TASK DETAILS: Select every line containing the word "Containers" from the material, and copy those lines.

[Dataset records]
|---|

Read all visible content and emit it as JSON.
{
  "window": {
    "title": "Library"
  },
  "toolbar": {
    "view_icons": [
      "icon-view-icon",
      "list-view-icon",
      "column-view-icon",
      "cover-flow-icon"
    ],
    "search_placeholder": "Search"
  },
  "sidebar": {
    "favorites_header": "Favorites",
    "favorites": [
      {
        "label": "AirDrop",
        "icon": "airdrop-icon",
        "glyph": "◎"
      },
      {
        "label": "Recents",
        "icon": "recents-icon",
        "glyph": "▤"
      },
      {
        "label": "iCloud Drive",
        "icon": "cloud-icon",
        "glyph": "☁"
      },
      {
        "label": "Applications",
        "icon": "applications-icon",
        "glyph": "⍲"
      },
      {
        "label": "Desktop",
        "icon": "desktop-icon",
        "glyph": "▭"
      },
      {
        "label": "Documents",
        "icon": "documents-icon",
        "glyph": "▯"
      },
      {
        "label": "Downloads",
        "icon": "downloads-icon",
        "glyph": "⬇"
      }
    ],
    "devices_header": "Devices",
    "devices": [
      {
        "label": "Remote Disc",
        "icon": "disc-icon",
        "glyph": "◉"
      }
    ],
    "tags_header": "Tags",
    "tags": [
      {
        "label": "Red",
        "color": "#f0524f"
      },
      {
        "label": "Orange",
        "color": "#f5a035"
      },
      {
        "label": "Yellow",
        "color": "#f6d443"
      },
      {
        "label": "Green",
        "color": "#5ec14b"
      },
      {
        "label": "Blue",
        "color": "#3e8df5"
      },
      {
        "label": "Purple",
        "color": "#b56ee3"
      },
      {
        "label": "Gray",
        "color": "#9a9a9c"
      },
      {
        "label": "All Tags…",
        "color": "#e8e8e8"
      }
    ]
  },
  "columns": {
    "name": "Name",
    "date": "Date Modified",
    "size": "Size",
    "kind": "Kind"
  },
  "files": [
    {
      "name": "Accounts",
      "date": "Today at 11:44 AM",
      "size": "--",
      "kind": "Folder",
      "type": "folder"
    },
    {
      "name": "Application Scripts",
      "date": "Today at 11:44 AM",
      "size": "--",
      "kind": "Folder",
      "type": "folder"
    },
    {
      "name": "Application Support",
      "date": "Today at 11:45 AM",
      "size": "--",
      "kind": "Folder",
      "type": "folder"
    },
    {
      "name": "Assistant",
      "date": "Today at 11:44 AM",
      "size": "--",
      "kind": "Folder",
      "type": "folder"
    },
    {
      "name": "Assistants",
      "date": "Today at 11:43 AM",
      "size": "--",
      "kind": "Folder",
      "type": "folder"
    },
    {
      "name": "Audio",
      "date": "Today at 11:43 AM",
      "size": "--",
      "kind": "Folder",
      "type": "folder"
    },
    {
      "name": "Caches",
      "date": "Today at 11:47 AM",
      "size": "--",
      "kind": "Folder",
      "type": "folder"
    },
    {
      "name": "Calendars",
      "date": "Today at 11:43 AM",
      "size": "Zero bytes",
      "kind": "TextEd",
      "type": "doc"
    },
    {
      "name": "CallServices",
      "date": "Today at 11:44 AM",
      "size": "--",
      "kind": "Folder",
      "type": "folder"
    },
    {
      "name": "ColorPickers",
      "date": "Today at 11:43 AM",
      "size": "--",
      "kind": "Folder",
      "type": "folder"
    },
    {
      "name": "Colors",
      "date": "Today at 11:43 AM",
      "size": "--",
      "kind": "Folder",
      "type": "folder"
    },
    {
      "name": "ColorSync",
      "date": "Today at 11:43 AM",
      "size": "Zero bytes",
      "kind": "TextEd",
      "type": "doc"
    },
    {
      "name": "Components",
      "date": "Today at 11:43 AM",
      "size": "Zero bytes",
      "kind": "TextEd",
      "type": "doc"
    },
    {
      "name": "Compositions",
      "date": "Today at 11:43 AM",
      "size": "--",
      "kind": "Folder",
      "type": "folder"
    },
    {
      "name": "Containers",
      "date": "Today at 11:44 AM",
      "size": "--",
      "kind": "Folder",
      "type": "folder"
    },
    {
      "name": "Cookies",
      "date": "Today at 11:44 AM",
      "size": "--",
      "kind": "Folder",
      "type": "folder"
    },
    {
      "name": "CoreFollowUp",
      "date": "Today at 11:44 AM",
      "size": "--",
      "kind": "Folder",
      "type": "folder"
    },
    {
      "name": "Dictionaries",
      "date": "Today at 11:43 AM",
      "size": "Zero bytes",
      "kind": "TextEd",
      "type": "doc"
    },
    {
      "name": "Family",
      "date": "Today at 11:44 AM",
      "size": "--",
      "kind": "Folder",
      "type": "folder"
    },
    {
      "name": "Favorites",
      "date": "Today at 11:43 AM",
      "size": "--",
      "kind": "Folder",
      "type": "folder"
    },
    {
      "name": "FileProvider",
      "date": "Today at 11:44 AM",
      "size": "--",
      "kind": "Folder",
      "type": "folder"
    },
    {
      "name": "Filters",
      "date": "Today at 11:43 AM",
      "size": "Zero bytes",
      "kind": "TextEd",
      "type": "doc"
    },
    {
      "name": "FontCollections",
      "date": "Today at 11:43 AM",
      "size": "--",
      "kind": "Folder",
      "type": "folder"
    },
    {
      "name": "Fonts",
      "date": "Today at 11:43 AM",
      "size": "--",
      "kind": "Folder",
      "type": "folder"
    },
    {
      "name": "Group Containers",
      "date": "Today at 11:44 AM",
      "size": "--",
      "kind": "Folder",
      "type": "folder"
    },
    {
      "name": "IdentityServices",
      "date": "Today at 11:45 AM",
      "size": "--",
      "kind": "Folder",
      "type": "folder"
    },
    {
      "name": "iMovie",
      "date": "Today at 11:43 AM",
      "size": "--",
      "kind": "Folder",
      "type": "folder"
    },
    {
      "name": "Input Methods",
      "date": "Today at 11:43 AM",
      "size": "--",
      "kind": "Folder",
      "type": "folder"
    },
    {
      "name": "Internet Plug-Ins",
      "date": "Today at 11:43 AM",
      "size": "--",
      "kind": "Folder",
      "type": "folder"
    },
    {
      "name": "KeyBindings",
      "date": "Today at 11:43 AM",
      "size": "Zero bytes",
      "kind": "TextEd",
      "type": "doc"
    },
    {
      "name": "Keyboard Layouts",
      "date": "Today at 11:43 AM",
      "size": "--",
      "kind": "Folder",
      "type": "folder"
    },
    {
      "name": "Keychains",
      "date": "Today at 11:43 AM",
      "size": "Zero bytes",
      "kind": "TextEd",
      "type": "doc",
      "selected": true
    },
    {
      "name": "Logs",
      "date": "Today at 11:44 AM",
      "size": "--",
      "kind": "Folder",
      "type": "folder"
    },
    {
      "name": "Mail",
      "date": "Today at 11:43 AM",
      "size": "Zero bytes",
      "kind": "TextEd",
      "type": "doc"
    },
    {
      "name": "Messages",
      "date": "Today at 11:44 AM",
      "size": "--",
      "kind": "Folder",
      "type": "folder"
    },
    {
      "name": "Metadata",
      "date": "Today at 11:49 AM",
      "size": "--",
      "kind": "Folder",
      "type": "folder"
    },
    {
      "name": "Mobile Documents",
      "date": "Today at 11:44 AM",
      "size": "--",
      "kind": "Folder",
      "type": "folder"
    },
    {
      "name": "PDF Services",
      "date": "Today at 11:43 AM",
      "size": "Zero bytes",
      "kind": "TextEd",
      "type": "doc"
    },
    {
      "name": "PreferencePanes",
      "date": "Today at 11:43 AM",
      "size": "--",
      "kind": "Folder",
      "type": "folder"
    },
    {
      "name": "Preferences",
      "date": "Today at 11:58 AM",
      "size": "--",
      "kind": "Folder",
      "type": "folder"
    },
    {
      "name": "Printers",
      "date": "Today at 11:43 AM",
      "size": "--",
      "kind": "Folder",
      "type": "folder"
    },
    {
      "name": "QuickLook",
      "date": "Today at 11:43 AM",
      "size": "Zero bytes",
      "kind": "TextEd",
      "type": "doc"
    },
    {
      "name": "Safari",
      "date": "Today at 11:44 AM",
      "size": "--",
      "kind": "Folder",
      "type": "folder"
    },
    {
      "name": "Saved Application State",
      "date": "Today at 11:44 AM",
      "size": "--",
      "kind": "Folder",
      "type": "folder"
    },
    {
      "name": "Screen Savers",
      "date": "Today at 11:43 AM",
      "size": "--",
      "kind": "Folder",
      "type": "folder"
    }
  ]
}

|---|

ANSWER BELOW:
      "name": "Containers",
      "name": "Group Containers",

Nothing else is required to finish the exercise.